## START Data for processing

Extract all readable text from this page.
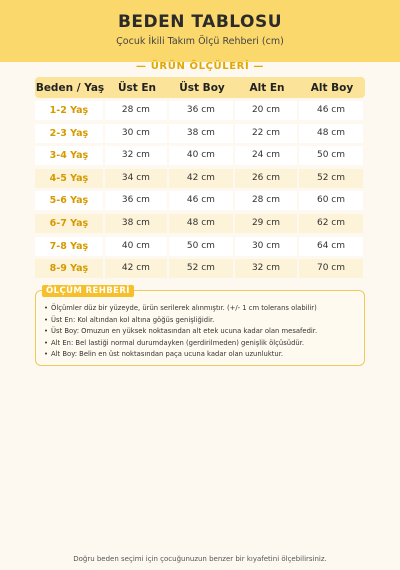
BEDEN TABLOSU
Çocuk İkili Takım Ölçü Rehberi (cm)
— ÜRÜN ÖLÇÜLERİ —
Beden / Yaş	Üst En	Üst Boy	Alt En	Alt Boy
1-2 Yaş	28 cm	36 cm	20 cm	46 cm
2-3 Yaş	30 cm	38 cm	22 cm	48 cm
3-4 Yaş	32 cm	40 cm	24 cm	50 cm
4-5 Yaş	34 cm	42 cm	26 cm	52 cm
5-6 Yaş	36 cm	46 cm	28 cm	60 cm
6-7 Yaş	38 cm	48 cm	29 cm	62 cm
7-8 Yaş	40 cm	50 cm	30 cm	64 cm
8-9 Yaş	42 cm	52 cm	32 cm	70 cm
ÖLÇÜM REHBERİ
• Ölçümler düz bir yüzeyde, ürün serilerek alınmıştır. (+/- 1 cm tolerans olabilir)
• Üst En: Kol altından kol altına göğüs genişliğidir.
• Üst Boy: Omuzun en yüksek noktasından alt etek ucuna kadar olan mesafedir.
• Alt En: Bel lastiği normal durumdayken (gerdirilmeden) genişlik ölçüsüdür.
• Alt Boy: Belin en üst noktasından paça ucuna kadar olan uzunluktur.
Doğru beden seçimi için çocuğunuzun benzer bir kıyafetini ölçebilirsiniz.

## END Data for processing

**Do this**. Without including any picture, repeat the data exactly.

**Response to this exercise**.
Extract all readable text from this page.
BEDEN TABLOSU
Çocuk İkili Takım Ölçü Rehberi (cm)
— ÜRÜN ÖLÇÜLERİ —
Beden / Yaş	Üst En	Üst Boy	Alt En	Alt Boy
1-2 Yaş	28 cm	36 cm	20 cm	46 cm
2-3 Yaş	30 cm	38 cm	22 cm	48 cm
3-4 Yaş	32 cm	40 cm	24 cm	50 cm
4-5 Yaş	34 cm	42 cm	26 cm	52 cm
5-6 Yaş	36 cm	46 cm	28 cm	60 cm
6-7 Yaş	38 cm	48 cm	29 cm	62 cm
7-8 Yaş	40 cm	50 cm	30 cm	64 cm
8-9 Yaş	42 cm	52 cm	32 cm	70 cm
ÖLÇÜM REHBERİ
• Ölçümler düz bir yüzeyde, ürün serilerek alınmıştır. (+/- 1 cm tolerans olabilir)
• Üst En: Kol altından kol altına göğüs genişliğidir.
• Üst Boy: Omuzun en yüksek noktasından alt etek ucuna kadar olan mesafedir.
• Alt En: Bel lastiği normal durumdayken (gerdirilmeden) genişlik ölçüsüdür.
• Alt Boy: Belin en üst noktasından paça ucuna kadar olan uzunluktur.
Doğru beden seçimi için çocuğunuzun benzer bir kıyafetini ölçebilirsiniz.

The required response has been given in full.